### EXERCISE PROMPT
Going through the material below, please gather all lines with the word "image" in them.

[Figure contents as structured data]
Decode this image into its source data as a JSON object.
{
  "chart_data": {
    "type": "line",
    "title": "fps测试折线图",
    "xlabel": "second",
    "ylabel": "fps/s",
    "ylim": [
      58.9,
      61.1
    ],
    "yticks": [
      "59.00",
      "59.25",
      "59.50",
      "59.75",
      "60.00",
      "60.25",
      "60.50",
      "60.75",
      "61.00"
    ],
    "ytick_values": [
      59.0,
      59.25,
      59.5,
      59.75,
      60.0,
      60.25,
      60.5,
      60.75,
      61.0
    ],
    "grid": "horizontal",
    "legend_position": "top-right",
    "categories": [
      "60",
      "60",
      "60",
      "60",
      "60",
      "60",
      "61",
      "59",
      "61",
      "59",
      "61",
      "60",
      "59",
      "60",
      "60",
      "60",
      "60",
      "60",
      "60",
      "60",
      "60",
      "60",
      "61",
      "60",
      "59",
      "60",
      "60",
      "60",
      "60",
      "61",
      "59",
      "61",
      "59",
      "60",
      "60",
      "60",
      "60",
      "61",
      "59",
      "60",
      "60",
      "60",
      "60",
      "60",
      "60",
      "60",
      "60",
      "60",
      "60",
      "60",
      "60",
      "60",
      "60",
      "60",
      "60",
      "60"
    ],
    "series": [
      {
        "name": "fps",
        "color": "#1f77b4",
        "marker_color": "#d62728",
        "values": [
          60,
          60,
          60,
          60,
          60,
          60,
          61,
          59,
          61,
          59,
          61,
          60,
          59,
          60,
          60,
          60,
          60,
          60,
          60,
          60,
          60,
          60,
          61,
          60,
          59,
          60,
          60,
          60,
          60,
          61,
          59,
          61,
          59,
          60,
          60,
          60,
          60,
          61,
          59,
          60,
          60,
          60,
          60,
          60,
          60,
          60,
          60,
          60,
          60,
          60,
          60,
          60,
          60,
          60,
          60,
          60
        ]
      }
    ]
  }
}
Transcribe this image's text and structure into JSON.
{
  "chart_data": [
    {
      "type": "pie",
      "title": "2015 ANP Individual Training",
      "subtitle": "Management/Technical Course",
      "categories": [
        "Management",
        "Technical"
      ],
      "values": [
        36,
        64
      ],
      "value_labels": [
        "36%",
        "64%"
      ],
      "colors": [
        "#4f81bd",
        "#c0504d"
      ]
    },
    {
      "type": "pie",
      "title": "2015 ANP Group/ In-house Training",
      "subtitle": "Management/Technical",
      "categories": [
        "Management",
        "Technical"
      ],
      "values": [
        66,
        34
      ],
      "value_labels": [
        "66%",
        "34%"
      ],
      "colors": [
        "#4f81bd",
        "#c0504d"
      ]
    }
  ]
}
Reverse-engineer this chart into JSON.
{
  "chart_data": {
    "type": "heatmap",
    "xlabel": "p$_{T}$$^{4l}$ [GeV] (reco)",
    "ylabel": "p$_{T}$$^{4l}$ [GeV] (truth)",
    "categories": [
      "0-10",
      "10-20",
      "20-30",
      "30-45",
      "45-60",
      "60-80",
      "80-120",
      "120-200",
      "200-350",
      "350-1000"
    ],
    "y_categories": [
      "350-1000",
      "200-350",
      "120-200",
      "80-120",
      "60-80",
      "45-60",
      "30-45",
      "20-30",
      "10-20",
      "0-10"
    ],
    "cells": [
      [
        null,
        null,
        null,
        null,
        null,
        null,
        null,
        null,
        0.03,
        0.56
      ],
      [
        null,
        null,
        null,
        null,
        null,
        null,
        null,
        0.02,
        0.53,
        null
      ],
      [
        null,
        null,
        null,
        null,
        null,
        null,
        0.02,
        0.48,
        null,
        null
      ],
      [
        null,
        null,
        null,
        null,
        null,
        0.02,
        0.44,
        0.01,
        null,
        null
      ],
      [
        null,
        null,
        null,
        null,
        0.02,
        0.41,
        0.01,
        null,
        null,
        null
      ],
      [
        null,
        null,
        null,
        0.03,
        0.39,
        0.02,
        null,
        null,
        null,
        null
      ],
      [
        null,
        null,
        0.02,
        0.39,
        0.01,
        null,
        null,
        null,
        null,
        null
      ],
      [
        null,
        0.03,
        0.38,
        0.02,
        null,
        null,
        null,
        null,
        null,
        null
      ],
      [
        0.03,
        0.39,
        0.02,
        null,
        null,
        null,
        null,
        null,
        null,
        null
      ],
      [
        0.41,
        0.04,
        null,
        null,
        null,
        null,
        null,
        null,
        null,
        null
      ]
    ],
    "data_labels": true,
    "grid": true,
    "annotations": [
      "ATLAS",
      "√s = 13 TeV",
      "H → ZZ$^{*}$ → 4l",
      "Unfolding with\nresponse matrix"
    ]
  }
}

### THE COMPLETED TASK
Decode this image into its source data as a JSON object.
Transcribe this image's text and structure into JSON.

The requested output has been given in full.